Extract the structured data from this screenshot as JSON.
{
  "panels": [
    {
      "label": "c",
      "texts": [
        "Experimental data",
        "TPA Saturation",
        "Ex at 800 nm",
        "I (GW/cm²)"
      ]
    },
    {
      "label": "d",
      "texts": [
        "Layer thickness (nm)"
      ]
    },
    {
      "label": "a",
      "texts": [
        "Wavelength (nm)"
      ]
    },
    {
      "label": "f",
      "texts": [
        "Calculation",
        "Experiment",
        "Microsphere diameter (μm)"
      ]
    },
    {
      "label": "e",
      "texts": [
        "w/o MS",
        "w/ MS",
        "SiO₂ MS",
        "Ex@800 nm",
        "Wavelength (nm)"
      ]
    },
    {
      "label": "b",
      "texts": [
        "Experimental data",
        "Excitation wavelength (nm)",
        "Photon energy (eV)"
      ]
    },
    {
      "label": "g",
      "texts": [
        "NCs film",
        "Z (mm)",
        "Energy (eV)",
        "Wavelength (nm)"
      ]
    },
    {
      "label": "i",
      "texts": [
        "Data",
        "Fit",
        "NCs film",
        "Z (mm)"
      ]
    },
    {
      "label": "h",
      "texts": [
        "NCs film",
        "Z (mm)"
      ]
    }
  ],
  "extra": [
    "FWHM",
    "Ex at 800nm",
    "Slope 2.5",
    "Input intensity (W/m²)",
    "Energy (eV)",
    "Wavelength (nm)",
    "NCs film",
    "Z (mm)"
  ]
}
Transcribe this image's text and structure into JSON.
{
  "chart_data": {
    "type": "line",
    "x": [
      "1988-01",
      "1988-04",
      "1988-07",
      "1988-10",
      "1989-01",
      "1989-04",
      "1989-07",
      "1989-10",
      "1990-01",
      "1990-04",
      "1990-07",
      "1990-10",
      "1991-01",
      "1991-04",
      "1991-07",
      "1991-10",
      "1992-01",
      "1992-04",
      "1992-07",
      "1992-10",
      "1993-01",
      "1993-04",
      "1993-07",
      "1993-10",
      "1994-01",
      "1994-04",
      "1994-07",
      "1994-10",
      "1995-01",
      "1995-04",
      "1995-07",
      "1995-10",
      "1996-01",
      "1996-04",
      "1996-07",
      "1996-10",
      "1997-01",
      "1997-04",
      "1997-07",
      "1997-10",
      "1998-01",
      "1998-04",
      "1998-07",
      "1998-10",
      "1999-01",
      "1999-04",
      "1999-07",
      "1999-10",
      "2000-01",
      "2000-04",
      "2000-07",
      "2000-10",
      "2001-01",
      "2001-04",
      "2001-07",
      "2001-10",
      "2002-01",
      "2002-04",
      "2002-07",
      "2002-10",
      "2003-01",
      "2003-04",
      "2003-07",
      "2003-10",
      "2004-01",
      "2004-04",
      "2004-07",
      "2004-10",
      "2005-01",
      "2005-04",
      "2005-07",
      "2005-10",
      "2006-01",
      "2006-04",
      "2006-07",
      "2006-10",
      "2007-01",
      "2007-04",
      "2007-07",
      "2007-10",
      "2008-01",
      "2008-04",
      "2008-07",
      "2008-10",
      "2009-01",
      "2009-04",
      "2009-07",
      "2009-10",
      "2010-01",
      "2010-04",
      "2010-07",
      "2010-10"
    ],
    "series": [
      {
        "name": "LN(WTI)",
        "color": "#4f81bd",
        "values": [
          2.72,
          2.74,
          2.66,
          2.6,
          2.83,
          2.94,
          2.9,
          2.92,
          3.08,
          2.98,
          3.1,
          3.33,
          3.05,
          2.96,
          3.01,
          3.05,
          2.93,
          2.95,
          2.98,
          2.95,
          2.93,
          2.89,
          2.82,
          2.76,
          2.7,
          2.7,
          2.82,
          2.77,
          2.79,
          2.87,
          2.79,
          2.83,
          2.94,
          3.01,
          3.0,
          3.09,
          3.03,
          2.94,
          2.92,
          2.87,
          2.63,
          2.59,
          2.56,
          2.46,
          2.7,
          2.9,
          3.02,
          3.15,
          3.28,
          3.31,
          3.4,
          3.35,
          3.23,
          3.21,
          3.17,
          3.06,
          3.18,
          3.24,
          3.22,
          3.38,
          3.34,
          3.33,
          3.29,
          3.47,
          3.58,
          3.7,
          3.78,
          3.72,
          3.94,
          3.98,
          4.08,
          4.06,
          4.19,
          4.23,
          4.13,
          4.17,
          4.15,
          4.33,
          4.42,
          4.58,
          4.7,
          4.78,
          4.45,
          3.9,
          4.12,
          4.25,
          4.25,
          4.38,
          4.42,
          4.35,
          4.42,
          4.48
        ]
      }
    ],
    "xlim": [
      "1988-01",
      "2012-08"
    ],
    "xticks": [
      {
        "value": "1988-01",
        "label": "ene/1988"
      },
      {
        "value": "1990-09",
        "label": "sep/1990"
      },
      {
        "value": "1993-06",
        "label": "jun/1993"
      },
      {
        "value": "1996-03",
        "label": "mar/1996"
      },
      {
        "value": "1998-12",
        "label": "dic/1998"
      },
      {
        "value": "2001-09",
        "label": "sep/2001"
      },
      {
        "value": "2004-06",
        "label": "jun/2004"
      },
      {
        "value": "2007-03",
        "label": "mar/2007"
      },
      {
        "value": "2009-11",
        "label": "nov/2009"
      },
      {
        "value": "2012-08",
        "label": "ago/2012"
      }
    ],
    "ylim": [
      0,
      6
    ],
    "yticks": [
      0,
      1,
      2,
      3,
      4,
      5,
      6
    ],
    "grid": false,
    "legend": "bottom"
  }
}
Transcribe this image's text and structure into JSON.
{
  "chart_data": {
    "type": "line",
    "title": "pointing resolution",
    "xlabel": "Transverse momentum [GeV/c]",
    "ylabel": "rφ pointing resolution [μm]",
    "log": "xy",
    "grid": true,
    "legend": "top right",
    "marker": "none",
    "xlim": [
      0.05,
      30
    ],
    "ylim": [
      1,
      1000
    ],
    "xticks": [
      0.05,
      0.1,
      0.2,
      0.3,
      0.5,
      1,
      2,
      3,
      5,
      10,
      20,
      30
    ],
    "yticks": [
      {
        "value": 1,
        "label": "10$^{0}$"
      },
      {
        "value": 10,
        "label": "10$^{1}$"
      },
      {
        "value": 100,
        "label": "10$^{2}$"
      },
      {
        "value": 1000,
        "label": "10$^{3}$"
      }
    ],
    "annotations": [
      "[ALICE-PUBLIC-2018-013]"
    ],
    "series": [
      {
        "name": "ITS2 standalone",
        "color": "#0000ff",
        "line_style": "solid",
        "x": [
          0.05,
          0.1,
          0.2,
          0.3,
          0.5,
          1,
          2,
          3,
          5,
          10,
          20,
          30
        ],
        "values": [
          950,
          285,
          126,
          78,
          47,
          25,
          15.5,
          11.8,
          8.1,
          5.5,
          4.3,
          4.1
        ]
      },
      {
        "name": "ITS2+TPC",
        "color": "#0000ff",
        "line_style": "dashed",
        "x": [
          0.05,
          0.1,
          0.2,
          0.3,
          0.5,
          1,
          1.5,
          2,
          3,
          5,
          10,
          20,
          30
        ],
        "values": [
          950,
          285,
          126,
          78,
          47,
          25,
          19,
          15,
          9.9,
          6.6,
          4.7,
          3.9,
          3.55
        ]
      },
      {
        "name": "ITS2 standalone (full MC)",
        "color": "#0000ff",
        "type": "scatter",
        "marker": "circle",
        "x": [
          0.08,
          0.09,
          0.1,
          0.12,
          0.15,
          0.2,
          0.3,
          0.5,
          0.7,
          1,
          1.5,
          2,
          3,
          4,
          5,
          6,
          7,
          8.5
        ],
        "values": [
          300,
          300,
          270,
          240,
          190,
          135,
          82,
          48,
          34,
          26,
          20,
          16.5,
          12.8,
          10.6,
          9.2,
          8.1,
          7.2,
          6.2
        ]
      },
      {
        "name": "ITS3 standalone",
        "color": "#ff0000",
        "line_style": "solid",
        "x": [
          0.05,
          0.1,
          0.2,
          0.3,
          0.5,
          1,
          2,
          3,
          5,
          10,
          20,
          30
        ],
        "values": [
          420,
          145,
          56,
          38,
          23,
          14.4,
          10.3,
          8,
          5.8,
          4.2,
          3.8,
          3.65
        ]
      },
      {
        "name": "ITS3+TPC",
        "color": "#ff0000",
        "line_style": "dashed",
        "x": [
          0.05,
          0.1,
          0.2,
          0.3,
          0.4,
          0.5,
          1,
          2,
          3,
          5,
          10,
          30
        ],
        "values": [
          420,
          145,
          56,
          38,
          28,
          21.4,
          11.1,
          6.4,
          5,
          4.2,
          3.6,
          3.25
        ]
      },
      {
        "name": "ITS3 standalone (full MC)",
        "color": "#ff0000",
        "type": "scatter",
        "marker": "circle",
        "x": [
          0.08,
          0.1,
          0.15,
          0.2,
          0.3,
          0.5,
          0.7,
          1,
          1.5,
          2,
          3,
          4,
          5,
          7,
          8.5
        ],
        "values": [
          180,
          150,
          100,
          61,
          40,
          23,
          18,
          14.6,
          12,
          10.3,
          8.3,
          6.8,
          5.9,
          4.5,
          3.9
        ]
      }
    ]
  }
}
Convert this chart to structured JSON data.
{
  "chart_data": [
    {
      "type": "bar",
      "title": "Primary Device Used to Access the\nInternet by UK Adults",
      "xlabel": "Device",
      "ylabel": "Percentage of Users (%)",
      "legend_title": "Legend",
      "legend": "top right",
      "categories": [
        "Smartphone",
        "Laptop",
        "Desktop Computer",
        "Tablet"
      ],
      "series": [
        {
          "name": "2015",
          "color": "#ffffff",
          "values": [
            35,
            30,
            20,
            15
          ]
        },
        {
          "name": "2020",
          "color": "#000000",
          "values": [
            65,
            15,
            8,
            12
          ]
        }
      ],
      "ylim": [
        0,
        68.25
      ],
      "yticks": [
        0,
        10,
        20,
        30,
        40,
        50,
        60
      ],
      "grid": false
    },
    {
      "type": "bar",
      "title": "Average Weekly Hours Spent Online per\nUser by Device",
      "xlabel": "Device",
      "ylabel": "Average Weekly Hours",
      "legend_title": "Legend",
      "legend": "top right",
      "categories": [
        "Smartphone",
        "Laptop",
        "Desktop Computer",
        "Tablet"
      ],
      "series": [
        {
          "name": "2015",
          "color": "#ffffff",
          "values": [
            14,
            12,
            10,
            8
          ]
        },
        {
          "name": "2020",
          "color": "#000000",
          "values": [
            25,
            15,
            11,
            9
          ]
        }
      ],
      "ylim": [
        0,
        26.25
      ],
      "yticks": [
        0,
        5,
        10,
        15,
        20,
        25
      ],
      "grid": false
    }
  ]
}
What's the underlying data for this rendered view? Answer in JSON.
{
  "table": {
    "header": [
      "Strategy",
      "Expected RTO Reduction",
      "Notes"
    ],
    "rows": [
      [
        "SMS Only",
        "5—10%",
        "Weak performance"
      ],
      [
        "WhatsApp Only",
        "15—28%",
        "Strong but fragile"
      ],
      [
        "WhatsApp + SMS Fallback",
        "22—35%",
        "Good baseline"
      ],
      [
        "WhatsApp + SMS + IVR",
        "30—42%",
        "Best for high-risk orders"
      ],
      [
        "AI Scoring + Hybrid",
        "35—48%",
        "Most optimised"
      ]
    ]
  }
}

Instruction - Pick out each line that holds the string "JSON".

Output for this task -
Extract the structured data from this screenshot as JSON.
Transcribe this image's text and structure into JSON.
Transcribe this image's text and structure into JSON.
Convert this chart to structured JSON data.
What's the underlying data for this rendered view? Answer in JSON.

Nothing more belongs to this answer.